* **Article**:

Re: [PATCH v2] locking/osq_lock: Optimize osq_lock performance using per-NUMA

From: Guo Hui
Date: Tue Mar 19 2024 - 02:12:09 EST

Next message: Michael S. Tsirkin: "Re: [PATCH] virtio_ring: Fix the stale index in available ring"
Previous message: Michael S. Tsirkin: "Re: [PATCH] virtio_ring: Fix the stale index in available ring"
In reply to: Waiman Long: "Re: [PATCH v2] locking/osq_lock: Optimize osq_lock performance using per-NUMA"
Messages sorted by: [ date ] [ thread ] [ subject ] [ author ]

On 3/19/24 9:59 AM, Waiman Long wrote:

On 3/18/24 01:50, Guo Hui wrote:

Changes in version v1:
The queue is divided according to NUMA nodes,
but the tail of each NUMA node is still stored
in the structure optimistic_spin_queue.

Changes in version v2:
1,On the basis of v1,
the tail of each NUMA node is separated from
the structure optimistic_spin_queue,
and a separate memory space is allocated.
This memory space is a pre-statically allocated
fixed-size array osnq_queue[1024], array length is 1024.
Each array element of osnq_queue is an array of atomic_t type.
The length of this atomic_t type array is MAX_NUMNODES.
The total memory size of statically allocated arrays is as follows:

      4 * MAX_NUMNODES * 1024

When MAX_NUMNODES is 64, the memory is 256K,
and when it is 1024, the memory is 4M.

The relationship between the statically allocated array osnq_queue
and the structure optimistic_spin_queue is to use the hash value of
the optimistic_spin_queue structure type pointer as the index of
the array osnq_queue, and obtain the array element
corresponding to osq_lock from osnq_queue.
This array element stores the tail value of
each NUMA node corresponding to the osq_lock lock.

* **Supplied information**:
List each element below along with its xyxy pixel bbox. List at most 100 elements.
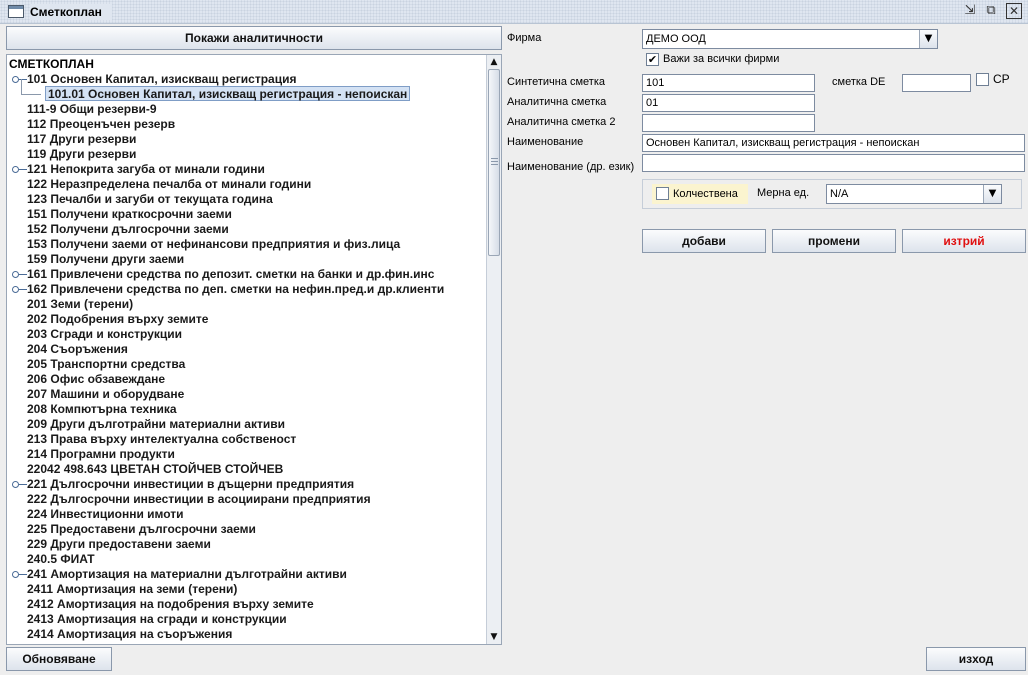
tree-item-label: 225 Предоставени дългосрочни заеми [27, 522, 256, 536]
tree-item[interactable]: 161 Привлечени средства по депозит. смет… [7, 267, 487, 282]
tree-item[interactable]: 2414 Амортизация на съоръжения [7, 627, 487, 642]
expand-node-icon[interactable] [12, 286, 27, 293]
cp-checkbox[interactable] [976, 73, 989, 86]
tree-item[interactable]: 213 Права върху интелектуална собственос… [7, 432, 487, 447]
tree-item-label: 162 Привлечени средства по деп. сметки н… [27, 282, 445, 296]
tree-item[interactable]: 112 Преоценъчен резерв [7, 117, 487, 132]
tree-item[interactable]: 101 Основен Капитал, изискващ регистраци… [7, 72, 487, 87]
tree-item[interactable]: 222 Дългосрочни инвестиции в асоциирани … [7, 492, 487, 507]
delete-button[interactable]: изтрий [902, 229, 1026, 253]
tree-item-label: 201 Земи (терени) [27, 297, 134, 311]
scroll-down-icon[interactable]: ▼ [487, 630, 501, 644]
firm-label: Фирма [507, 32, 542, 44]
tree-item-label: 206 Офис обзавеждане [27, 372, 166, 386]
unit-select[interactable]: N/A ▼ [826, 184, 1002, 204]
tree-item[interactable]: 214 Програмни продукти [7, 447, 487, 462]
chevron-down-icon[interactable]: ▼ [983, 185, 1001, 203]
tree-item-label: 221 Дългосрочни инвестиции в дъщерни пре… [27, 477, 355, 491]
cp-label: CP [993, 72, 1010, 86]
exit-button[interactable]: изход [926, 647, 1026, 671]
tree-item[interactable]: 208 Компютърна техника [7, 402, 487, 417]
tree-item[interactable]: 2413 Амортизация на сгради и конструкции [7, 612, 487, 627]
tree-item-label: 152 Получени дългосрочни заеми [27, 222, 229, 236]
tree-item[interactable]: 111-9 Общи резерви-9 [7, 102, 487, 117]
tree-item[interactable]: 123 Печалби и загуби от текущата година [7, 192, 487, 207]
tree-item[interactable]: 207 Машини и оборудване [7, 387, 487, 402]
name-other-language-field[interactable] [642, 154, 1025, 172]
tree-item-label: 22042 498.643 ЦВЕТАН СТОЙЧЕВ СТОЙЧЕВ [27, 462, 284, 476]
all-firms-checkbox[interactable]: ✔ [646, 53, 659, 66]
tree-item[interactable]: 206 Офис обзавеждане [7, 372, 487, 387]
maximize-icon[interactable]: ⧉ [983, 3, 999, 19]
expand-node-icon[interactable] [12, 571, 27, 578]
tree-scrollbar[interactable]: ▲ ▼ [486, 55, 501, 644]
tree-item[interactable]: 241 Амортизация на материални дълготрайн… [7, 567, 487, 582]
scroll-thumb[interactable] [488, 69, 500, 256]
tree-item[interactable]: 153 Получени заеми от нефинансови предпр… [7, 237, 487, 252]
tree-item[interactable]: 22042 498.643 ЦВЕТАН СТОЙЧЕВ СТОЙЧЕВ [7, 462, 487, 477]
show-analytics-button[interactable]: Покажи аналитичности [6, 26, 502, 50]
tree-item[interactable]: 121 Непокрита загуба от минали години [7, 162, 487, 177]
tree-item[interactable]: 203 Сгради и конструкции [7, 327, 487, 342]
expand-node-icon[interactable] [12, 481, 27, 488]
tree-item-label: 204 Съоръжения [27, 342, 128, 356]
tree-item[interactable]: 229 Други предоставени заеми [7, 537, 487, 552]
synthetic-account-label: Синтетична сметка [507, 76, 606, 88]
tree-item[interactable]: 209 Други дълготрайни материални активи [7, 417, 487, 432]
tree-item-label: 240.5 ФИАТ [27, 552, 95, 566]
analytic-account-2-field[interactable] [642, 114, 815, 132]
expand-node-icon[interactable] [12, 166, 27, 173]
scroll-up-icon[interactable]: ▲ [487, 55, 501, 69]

* **Requirements**:
1 – Transcribe everything in the message from "The length of" down to "memory is 4M.".
2 – Rename "изтрий" to "премахни" in the rows, covering everything from the line that contains "tree-item-label: 225 Предоставени" down to the line that contains "cp-label: CP [993, 72, 1010, 86]", both included. Reproduce only those lines, with nothing else altered.

* **Task-by-task solutions**:
1 –
The length of this atomic_t type array is MAX_NUMNODES.
The total memory size of statically allocated arrays is as follows:

      4 * MAX_NUMNODES * 1024

When MAX_NUMNODES is 64, the memory is 256K,
and when it is 1024, the memory is 4M.

2 –
tree-item-label: 225 Предоставени дългосрочни заеми [27, 522, 256, 536]
tree-item[interactable]: 161 Привлечени средства по депозит. смет… [7, 267, 487, 282]
tree-item[interactable]: 2414 Амортизация на съоръжения [7, 627, 487, 642]
expand-node-icon[interactable] [12, 286, 27, 293]
cp-checkbox[interactable] [976, 73, 989, 86]
tree-item[interactable]: 213 Права върху интелектуална собственос… [7, 432, 487, 447]
tree-item-label: 162 Привлечени средства по деп. сметки н… [27, 282, 445, 296]
tree-item[interactable]: 112 Преоценъчен резерв [7, 117, 487, 132]
tree-item[interactable]: 101 Основен Капитал, изискващ регистраци… [7, 72, 487, 87]
tree-item[interactable]: 222 Дългосрочни инвестиции в асоциирани … [7, 492, 487, 507]
delete-button[interactable]: премахни [902, 229, 1026, 253]
tree-item-label: 201 Земи (терени) [27, 297, 134, 311]
scroll-down-icon[interactable]: ▼ [487, 630, 501, 644]
firm-label: Фирма [507, 32, 542, 44]
tree-item-label: 206 Офис обзавеждане [27, 372, 166, 386]
unit-select[interactable]: N/A ▼ [826, 184, 1002, 204]
tree-item[interactable]: 214 Програмни продукти [7, 447, 487, 462]
chevron-down-icon[interactable]: ▼ [983, 185, 1001, 203]
tree-item-label: 221 Дългосрочни инвестиции в дъщерни пре… [27, 477, 355, 491]
cp-label: CP [993, 72, 1010, 86]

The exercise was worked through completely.